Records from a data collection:
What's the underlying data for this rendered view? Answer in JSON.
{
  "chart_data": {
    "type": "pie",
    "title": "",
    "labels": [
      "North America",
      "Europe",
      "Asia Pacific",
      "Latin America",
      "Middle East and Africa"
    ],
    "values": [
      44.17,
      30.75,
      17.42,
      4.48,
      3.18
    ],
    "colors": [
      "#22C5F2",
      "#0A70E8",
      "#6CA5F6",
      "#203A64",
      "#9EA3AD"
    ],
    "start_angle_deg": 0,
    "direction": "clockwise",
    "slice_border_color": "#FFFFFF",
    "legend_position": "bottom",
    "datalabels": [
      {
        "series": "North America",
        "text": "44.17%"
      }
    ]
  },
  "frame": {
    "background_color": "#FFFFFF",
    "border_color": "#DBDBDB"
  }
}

--

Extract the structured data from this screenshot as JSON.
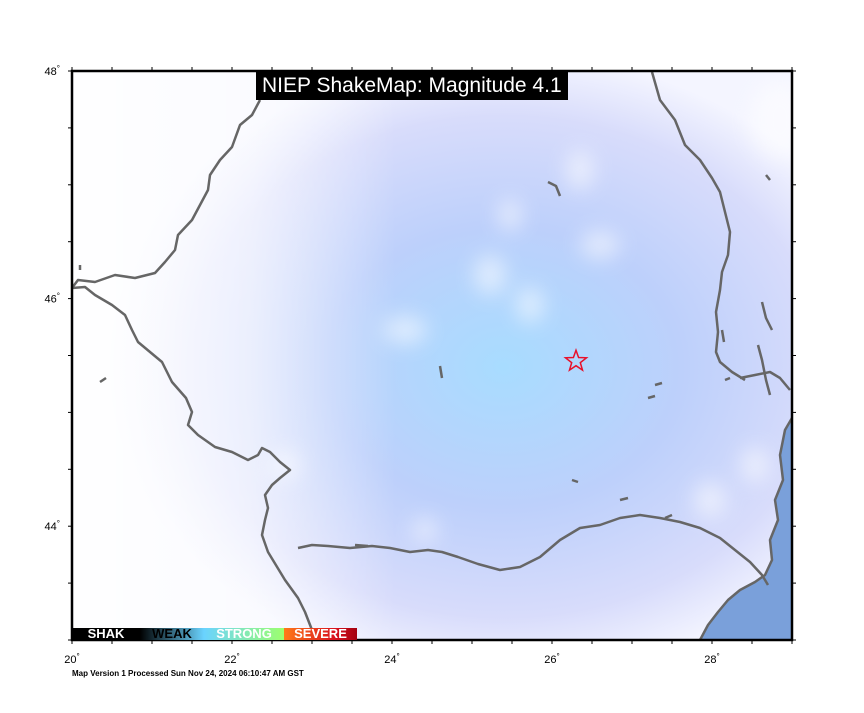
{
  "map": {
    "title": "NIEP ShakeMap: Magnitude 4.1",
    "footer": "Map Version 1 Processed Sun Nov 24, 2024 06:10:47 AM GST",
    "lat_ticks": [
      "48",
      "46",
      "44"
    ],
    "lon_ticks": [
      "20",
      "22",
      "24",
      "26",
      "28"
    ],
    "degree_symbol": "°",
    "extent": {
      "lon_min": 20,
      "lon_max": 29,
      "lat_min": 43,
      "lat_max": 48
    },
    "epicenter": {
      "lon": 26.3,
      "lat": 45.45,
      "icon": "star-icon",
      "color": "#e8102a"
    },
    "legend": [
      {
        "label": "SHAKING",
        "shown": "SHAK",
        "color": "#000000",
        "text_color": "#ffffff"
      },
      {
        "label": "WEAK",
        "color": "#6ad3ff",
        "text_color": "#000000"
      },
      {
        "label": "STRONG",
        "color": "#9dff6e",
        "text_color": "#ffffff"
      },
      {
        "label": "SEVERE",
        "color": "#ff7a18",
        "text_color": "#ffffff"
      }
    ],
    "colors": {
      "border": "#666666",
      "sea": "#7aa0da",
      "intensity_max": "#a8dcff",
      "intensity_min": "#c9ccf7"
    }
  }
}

*YOUR OBJECTIVE*
Report how many lines in these entries contain "North". Answer with the number only.

*OUTPUT OF THE TASK*
2